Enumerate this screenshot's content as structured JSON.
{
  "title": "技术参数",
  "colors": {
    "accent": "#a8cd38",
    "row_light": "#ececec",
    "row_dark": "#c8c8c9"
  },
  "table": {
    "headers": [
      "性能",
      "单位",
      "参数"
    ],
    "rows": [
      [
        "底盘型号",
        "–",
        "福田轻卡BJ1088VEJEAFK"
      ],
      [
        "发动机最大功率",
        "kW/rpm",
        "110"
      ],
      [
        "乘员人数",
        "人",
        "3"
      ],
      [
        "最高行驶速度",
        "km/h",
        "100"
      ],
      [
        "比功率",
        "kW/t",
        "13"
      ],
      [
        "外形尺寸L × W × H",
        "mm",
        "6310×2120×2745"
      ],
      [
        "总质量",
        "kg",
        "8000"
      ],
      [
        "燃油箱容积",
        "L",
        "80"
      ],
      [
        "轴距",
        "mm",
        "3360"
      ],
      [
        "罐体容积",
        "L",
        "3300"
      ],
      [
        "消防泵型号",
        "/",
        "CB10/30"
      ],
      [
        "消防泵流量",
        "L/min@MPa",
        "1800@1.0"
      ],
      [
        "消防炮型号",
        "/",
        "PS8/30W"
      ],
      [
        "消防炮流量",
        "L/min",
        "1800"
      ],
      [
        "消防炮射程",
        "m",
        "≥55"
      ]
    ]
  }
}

To be done: Return all the data above once more, precisely as given.

Exercise solution:
Enumerate this screenshot's content as structured JSON.
{
  "title": "技术参数",
  "colors": {
    "accent": "#a8cd38",
    "row_light": "#ececec",
    "row_dark": "#c8c8c9"
  },
  "table": {
    "headers": [
      "性能",
      "单位",
      "参数"
    ],
    "rows": [
      [
        "底盘型号",
        "–",
        "福田轻卡BJ1088VEJEAFK"
      ],
      [
        "发动机最大功率",
        "kW/rpm",
        "110"
      ],
      [
        "乘员人数",
        "人",
        "3"
      ],
      [
        "最高行驶速度",
        "km/h",
        "100"
      ],
      [
        "比功率",
        "kW/t",
        "13"
      ],
      [
        "外形尺寸L × W × H",
        "mm",
        "6310×2120×2745"
      ],
      [
        "总质量",
        "kg",
        "8000"
      ],
      [
        "燃油箱容积",
        "L",
        "80"
      ],
      [
        "轴距",
        "mm",
        "3360"
      ],
      [
        "罐体容积",
        "L",
        "3300"
      ],
      [
        "消防泵型号",
        "/",
        "CB10/30"
      ],
      [
        "消防泵流量",
        "L/min@MPa",
        "1800@1.0"
      ],
      [
        "消防炮型号",
        "/",
        "PS8/30W"
      ],
      [
        "消防炮流量",
        "L/min",
        "1800"
      ],
      [
        "消防炮射程",
        "m",
        "≥55"
      ]
    ]
  }
}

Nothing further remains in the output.